- **The records**:

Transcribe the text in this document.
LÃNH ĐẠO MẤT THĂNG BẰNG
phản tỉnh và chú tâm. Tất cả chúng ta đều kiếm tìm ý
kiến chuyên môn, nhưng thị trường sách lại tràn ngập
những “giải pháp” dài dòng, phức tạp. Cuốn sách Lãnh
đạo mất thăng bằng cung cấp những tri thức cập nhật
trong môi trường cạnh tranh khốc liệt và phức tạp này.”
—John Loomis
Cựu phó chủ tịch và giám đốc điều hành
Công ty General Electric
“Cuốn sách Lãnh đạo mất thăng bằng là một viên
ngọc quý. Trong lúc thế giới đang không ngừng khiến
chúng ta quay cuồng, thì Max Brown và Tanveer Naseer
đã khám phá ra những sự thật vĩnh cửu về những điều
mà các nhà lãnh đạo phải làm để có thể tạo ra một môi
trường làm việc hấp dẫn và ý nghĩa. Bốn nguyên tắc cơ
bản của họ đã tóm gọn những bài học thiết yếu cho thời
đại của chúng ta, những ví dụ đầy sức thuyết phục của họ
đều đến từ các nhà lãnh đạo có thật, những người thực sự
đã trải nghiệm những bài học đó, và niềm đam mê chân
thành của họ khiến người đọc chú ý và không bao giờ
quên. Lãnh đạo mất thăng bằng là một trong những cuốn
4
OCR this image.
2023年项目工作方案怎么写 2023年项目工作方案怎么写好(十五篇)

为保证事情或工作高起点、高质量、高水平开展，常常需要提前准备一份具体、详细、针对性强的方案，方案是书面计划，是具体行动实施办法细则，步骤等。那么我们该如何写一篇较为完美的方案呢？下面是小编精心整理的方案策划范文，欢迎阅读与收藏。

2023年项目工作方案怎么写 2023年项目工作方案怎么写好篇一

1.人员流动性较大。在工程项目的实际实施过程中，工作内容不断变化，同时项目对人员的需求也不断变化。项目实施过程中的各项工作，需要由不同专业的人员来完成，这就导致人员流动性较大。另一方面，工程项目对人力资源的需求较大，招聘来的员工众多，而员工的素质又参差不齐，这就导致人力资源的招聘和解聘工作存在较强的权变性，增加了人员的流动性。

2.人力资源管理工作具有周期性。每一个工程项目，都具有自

- **Goal of the exercise**: Transcribe all the entries, keeping each one exactly as it is.

- **Worked solution**:
Transcribe the text in this document.
LÃNH ĐẠO MẤT THĂNG BẰNG
phản tỉnh và chú tâm. Tất cả chúng ta đều kiếm tìm ý
kiến chuyên môn, nhưng thị trường sách lại tràn ngập
những “giải pháp” dài dòng, phức tạp. Cuốn sách Lãnh
đạo mất thăng bằng cung cấp những tri thức cập nhật
trong môi trường cạnh tranh khốc liệt và phức tạp này.”
—John Loomis
Cựu phó chủ tịch và giám đốc điều hành
Công ty General Electric
“Cuốn sách Lãnh đạo mất thăng bằng là một viên
ngọc quý. Trong lúc thế giới đang không ngừng khiến
chúng ta quay cuồng, thì Max Brown và Tanveer Naseer
đã khám phá ra những sự thật vĩnh cửu về những điều
mà các nhà lãnh đạo phải làm để có thể tạo ra một môi
trường làm việc hấp dẫn và ý nghĩa. Bốn nguyên tắc cơ
bản của họ đã tóm gọn những bài học thiết yếu cho thời
đại của chúng ta, những ví dụ đầy sức thuyết phục của họ
đều đến từ các nhà lãnh đạo có thật, những người thực sự
đã trải nghiệm những bài học đó, và niềm đam mê chân
thành của họ khiến người đọc chú ý và không bao giờ
quên. Lãnh đạo mất thăng bằng là một trong những cuốn
4
OCR this image.
2023年项目工作方案怎么写 2023年项目工作方案怎么写好(十五篇)

为保证事情或工作高起点、高质量、高水平开展，常常需要提前准备一份具体、详细、针对性强的方案，方案是书面计划，是具体行动实施办法细则，步骤等。那么我们该如何写一篇较为完美的方案呢？下面是小编精心整理的方案策划范文，欢迎阅读与收藏。

2023年项目工作方案怎么写 2023年项目工作方案怎么写好篇一

1.人员流动性较大。在工程项目的实际实施过程中，工作内容不断变化，同时项目对人员的需求也不断变化。项目实施过程中的各项工作，需要由不同专业的人员来完成，这就导致人员流动性较大。另一方面，工程项目对人力资源的需求较大，招聘来的员工众多，而员工的素质又参差不齐，这就导致人力资源的招聘和解聘工作存在较强的权变性，增加了人员的流动性。

2.人力资源管理工作具有周期性。每一个工程项目，都具有自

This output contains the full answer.